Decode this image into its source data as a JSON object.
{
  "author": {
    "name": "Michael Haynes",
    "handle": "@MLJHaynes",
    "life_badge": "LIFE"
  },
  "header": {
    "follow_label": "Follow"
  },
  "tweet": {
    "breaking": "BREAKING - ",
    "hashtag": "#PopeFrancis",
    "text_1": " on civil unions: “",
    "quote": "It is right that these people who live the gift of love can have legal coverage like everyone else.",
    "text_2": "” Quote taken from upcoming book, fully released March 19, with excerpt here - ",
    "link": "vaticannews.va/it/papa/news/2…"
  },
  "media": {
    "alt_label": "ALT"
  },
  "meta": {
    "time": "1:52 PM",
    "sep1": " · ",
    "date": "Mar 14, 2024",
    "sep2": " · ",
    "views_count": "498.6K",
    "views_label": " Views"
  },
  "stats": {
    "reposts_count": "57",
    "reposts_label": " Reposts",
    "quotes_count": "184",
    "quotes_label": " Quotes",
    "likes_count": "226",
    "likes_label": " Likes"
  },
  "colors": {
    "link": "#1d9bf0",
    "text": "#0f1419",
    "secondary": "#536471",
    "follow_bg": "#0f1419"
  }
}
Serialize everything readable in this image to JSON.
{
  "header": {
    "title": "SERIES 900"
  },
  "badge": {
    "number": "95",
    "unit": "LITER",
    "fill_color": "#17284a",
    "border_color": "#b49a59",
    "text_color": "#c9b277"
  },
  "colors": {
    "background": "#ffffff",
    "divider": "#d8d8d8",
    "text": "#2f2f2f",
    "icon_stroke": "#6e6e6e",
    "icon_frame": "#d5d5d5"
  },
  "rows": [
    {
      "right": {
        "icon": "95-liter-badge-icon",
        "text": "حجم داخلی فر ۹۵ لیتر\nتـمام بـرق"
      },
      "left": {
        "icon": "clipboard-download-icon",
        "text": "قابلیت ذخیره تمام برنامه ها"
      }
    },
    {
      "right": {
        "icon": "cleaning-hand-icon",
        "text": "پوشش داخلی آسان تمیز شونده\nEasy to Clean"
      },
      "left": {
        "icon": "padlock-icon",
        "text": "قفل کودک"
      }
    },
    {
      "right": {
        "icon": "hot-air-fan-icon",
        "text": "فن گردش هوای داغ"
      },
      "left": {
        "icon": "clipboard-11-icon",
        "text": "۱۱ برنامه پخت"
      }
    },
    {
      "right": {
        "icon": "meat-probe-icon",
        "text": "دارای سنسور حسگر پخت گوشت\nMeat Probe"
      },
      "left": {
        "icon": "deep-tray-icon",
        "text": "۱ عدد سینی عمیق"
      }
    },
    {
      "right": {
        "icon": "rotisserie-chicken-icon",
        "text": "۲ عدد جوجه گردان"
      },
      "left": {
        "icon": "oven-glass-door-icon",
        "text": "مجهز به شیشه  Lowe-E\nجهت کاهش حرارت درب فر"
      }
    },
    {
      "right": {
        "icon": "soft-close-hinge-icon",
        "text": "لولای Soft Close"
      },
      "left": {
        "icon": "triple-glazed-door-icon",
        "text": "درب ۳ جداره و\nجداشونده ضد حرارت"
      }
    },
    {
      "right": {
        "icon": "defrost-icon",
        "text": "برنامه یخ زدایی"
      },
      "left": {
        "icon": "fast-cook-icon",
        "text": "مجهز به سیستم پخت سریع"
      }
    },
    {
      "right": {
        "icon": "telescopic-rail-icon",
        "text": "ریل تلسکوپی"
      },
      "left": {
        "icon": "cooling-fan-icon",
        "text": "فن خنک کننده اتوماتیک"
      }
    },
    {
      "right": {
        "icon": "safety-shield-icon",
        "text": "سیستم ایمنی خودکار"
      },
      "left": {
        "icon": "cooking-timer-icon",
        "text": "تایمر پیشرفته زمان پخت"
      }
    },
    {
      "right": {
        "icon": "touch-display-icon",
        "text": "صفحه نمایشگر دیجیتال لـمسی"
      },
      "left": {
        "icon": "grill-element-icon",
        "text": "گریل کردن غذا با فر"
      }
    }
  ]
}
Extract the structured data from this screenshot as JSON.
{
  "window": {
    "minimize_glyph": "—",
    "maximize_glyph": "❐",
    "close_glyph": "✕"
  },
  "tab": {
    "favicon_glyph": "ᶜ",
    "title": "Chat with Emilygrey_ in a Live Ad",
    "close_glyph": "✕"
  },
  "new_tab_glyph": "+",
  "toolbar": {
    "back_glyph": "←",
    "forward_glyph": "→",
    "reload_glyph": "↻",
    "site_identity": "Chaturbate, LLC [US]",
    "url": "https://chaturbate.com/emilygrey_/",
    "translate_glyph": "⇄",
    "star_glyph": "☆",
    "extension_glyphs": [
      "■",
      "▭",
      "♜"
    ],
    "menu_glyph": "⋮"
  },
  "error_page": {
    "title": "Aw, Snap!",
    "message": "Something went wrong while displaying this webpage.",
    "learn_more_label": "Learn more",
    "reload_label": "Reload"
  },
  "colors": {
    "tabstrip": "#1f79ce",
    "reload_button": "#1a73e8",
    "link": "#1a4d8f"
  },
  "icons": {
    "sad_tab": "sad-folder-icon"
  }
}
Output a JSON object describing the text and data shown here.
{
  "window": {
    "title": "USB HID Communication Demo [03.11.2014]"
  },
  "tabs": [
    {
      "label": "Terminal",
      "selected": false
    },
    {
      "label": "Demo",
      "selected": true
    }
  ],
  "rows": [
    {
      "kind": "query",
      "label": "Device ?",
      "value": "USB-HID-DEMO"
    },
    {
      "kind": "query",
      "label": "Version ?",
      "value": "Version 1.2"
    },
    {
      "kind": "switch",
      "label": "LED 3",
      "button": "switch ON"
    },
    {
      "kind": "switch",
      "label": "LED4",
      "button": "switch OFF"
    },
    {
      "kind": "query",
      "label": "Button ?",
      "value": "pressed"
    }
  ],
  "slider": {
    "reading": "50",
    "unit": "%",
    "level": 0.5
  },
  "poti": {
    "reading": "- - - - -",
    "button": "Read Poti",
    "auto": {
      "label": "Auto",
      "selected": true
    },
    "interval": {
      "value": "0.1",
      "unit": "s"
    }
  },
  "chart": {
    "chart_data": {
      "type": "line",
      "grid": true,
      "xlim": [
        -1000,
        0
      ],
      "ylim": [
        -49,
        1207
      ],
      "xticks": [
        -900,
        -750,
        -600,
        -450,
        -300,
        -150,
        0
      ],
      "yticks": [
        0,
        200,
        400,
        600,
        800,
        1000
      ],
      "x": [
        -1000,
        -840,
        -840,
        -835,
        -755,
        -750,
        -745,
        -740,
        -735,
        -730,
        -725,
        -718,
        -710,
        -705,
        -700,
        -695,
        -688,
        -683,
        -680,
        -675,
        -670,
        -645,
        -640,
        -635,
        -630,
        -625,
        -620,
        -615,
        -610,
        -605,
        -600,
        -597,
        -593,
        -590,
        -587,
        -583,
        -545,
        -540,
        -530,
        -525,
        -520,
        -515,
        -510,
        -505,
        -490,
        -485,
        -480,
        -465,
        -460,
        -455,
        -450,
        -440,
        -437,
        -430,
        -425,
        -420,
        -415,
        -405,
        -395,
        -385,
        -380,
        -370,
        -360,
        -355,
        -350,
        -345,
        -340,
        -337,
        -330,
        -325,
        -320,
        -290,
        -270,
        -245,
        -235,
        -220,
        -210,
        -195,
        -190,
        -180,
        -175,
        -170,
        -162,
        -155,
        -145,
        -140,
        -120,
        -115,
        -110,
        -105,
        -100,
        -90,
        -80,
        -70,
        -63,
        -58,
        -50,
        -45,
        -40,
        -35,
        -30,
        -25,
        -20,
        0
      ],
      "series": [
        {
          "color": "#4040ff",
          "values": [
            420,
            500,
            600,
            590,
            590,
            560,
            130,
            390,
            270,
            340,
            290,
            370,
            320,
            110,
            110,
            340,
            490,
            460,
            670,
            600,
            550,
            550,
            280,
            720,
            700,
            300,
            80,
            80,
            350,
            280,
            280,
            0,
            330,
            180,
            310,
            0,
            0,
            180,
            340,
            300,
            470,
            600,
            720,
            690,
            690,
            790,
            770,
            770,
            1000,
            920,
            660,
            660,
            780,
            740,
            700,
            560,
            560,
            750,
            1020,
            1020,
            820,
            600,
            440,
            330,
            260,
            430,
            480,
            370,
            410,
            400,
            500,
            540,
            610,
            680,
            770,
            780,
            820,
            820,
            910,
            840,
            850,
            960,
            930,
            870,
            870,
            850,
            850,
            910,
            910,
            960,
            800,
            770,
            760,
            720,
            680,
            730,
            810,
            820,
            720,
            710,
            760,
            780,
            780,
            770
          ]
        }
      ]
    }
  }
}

+++++

* **THE REQUEST**
Copy every line of the listing where the word "حرارت" appears.

* **THE RESPONSE**
        "text": "مجهز به شیشه  Lowe-E\nجهت کاهش حرارت درب فر"
        "text": "درب ۳ جداره و\nجداشونده ضد حرارت"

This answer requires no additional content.